━━━━━ DATA PROVIDED

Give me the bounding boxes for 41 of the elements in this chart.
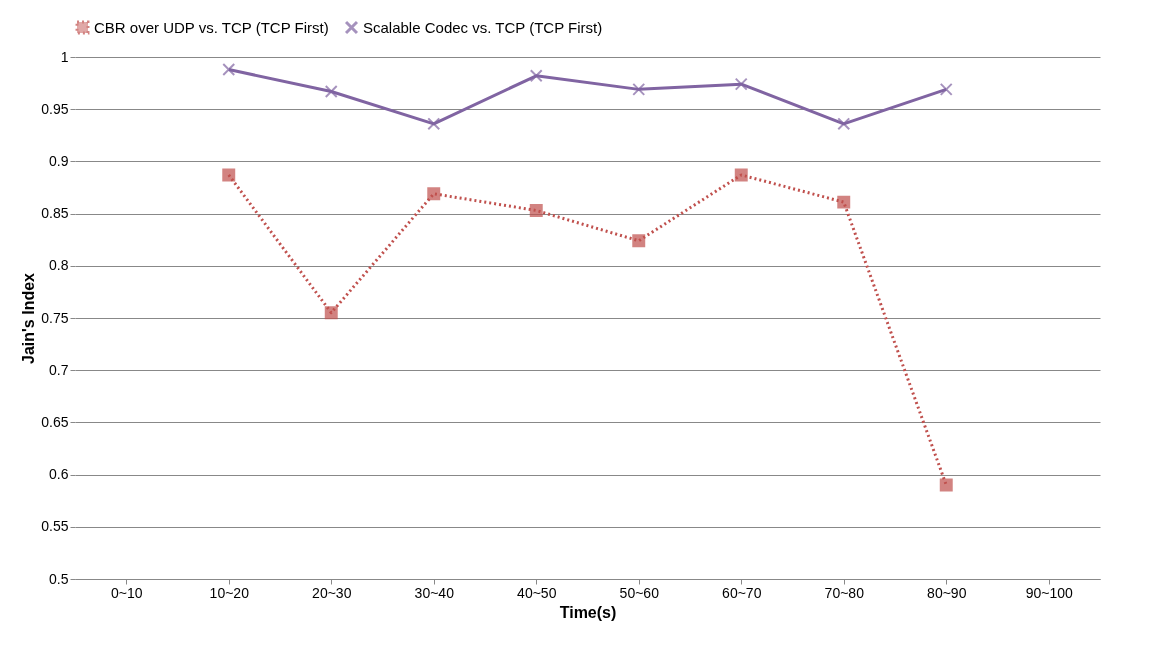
- point: [529, 69, 543, 83]
- point: [939, 82, 953, 96]
- y-axis-title: Jain's Index: [20, 272, 38, 364]
- x-tick-label: 80~90: [927, 584, 967, 601]
- y-tick-label: 0.65: [41, 413, 69, 430]
- y-tick-label: 0.8: [49, 257, 69, 274]
- y-tick-label: 0.7: [49, 361, 69, 378]
- x-axis-title: Time(s): [559, 603, 617, 621]
- x-tick-label: 70~80: [824, 584, 865, 601]
- y-tick-label: 0.85: [41, 205, 69, 222]
- point: [324, 84, 338, 98]
- x-tick-label: 30~40: [414, 584, 455, 601]
- y-tick-label: 0.95: [41, 100, 69, 117]
- point: [939, 478, 953, 492]
- point: [632, 234, 646, 248]
- point: [222, 168, 236, 182]
- y-tick-label: 1: [60, 48, 69, 65]
- point: [529, 203, 543, 217]
- legend-label: Scalable Codec vs. TCP (TCP First): [363, 18, 603, 36]
- y-tick-label: 0.5: [49, 570, 69, 587]
- x-tick-label: 10~20: [209, 584, 250, 601]
- y-tick-label: 0.9: [49, 152, 69, 169]
- x-tick-label: 40~50: [517, 584, 557, 601]
- point: [222, 63, 236, 76]
- legend-label: CBR over UDP vs. TCP (TCP First): [94, 18, 329, 36]
- x-tick-label: 0~10: [110, 584, 143, 601]
- point: [324, 306, 338, 320]
- x-tick-label: 20~30: [312, 584, 352, 601]
- point: [734, 168, 748, 182]
- x-tick-label: 50~60: [619, 584, 660, 601]
- point: [427, 187, 441, 201]
- y-tick-label: 0.75: [41, 309, 69, 326]
- x-tick-label: 90~100: [1025, 584, 1074, 601]
- point: [837, 117, 851, 131]
- point: [734, 77, 748, 91]
- point: [632, 82, 646, 96]
- x-tick-label: 60~70: [722, 584, 762, 601]
- point: [427, 117, 441, 131]
- y-tick-label: 0.6: [49, 466, 69, 483]
- point: [837, 195, 851, 209]
- y-tick-label: 0.55: [41, 518, 69, 535]
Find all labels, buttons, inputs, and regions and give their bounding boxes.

━━━━━━━━━━

## REQUIREMENT
Render every line of the records above as a JSON list of strings, one string per line, with blank lines and pictures left out.

## OUTPUT FOR THIS EXERCISE
[
  "Give me the bounding boxes for 41 of the elements in this chart.",
  "- point: [529, 69, 543, 83]",
  "- point: [939, 82, 953, 96]",
  "- y-axis-title: Jain's Index: [20, 272, 38, 364]",
  "- x-tick-label: 80~90: [927, 584, 967, 601]",
  "- y-tick-label: 0.65: [41, 413, 69, 430]",
  "- y-tick-label: 0.8: [49, 257, 69, 274]",
  "- y-tick-label: 0.7: [49, 361, 69, 378]",
  "- x-axis-title: Time(s): [559, 603, 617, 621]",
  "- x-tick-label: 70~80: [824, 584, 865, 601]",
  "- y-tick-label: 0.85: [41, 205, 69, 222]",
  "- point: [324, 84, 338, 98]",
  "- x-tick-label: 30~40: [414, 584, 455, 601]",
  "- y-tick-label: 0.95: [41, 100, 69, 117]",
  "- point: [939, 478, 953, 492]",
  "- point: [632, 234, 646, 248]",
  "- point: [222, 168, 236, 182]",
  "- y-tick-label: 1: [60, 48, 69, 65]",
  "- point: [529, 203, 543, 217]",
  "- legend-label: Scalable Codec vs. TCP (TCP First): [363, 18, 603, 36]",
  "- y-tick-label: 0.5: [49, 570, 69, 587]",
  "- x-tick-label: 10~20: [209, 584, 250, 601]",
  "- y-tick-label: 0.9: [49, 152, 69, 169]",
  "- x-tick-label: 40~50: [517, 584, 557, 601]",
  "- point: [222, 63, 236, 76]",
  "- legend-label: CBR over UDP vs. TCP (TCP First): [94, 18, 329, 36]",
  "- x-tick-label: 0~10: [110, 584, 143, 601]",
  "- point: [324, 306, 338, 320]",
  "- x-tick-label: 20~30: [312, 584, 352, 601]",
  "- point: [734, 168, 748, 182]",
  "- x-tick-label: 50~60: [619, 584, 660, 601]",
  "- point: [427, 187, 441, 201]",
  "- y-tick-label: 0.75: [41, 309, 69, 326]",
  "- x-tick-label: 90~100: [1025, 584, 1074, 601]",
  "- point: [837, 117, 851, 131]",
  "- point: [734, 77, 748, 91]",
  "- point: [632, 82, 646, 96]",
  "- x-tick-label: 60~70: [722, 584, 762, 601]",
  "- point: [427, 117, 441, 131]",
  "- y-tick-label: 0.6: [49, 466, 69, 483]",
  "- point: [837, 195, 851, 209]",
  "- y-tick-label: 0.55: [41, 518, 69, 535]",
  "Find all labels, buttons, inputs, and regions and give their bounding boxes."
]